◆ Exercise task:
Search the records below for the word "name". Pull out each line that has it.

◆ Dataset:

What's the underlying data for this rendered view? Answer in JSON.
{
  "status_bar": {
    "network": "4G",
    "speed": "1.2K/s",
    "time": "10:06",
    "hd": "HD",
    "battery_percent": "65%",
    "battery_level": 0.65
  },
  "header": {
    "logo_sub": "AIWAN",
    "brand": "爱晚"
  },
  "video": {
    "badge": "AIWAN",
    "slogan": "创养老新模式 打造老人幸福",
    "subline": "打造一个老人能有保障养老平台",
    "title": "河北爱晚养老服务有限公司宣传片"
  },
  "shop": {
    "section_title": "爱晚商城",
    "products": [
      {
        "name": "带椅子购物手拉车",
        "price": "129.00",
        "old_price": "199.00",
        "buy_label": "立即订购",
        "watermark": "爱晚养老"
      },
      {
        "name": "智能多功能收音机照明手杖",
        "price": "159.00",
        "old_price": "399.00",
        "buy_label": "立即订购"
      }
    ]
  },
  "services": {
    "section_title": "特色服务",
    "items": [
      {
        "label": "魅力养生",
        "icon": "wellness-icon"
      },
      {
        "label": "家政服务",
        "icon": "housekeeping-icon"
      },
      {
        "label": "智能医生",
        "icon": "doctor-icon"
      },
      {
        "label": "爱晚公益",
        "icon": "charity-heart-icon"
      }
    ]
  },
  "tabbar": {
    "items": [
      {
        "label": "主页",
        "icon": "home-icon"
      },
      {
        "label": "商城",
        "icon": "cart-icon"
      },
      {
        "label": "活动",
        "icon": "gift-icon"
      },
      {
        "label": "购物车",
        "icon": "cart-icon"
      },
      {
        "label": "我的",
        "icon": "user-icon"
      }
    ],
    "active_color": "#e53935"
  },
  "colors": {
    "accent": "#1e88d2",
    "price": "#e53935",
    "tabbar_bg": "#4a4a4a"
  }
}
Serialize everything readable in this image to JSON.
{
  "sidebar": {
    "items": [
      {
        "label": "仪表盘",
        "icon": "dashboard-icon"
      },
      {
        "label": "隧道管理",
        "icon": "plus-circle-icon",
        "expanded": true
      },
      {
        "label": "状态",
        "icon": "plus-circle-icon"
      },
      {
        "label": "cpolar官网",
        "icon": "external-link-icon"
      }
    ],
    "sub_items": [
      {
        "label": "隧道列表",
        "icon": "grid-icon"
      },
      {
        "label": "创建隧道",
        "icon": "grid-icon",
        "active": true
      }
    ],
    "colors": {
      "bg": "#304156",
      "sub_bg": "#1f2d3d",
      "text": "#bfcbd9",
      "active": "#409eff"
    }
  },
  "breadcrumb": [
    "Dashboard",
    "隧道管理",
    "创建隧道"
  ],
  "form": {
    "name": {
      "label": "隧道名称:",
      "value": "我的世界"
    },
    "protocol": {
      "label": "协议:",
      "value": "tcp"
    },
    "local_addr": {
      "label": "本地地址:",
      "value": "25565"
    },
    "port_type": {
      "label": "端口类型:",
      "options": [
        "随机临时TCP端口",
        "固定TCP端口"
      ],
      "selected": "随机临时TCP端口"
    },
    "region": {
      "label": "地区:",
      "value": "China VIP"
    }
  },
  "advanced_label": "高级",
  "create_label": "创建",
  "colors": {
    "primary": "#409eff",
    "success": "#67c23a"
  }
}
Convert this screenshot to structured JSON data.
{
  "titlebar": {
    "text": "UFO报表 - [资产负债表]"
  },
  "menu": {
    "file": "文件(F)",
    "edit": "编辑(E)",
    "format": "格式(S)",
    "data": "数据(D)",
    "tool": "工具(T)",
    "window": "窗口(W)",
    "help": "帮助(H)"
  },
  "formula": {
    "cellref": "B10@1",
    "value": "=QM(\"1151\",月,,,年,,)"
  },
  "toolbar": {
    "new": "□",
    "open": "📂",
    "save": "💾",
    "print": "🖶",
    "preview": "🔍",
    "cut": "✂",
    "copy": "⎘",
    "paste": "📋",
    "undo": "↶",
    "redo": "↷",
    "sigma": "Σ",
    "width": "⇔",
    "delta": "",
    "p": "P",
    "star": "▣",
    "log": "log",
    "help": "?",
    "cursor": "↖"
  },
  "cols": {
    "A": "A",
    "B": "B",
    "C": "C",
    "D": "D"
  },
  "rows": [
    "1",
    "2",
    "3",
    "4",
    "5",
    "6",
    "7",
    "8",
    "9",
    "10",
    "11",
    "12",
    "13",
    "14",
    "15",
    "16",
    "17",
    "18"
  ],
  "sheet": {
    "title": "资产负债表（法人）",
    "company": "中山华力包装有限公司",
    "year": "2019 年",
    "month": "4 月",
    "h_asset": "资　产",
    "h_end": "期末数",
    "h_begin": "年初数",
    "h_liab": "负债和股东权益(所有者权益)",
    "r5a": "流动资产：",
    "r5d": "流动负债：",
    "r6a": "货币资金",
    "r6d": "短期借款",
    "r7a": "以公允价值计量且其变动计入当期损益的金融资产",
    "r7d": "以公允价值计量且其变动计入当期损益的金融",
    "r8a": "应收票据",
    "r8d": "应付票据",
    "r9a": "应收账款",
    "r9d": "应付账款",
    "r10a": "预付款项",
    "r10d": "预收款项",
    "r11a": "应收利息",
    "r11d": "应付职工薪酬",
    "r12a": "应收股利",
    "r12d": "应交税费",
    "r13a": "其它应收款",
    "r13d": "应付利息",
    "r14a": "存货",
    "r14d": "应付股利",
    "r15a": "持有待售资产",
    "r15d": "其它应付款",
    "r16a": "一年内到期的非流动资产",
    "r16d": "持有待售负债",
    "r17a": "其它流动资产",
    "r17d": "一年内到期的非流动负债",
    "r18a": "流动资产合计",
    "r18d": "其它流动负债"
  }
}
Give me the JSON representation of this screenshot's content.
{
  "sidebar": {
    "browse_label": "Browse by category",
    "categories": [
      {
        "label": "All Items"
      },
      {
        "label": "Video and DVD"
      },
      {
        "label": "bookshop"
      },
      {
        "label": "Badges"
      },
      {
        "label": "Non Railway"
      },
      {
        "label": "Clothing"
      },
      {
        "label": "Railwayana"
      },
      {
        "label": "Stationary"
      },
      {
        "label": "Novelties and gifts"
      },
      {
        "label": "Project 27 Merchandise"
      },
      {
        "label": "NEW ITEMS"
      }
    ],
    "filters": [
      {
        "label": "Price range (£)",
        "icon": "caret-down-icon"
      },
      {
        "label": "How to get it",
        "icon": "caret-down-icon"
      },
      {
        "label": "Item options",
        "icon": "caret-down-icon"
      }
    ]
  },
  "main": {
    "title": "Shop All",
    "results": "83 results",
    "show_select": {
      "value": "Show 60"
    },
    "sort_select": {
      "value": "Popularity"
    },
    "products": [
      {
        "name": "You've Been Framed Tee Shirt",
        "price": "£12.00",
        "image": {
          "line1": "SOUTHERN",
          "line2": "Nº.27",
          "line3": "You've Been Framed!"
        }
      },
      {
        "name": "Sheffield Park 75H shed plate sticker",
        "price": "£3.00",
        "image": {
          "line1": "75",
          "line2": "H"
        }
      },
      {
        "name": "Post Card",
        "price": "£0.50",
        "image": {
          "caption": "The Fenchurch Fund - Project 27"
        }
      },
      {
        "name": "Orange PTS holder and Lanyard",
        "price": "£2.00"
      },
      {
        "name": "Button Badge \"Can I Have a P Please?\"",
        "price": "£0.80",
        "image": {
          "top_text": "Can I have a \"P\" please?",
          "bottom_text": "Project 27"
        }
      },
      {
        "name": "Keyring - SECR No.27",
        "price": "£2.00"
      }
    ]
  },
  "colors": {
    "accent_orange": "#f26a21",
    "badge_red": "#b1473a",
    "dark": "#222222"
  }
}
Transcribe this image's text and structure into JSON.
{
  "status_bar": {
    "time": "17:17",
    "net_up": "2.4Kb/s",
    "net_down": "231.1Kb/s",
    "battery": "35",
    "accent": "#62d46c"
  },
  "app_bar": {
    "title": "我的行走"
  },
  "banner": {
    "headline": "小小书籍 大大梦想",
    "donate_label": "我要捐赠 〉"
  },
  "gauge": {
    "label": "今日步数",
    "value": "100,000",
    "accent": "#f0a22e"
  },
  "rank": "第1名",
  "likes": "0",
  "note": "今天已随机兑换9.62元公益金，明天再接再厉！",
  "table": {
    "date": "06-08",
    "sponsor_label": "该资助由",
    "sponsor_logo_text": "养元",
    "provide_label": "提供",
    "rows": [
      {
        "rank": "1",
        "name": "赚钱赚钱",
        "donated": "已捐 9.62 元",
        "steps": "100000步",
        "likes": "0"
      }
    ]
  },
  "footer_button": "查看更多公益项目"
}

◆ Answer to this problem:
        "name": "带椅子购物手拉车",
        "name": "智能多功能收音机照明手杖",
    "name": {
        "name": "You've Been Framed Tee Shirt",
        "name": "Sheffield Park 75H shed plate sticker",
        "name": "Post Card",
        "name": "Orange PTS holder and Lanyard",
        "name": "Button Badge \"Can I Have a P Please?\"",
        "name": "Keyring - SECR No.27",
        "name": "赚钱赚钱",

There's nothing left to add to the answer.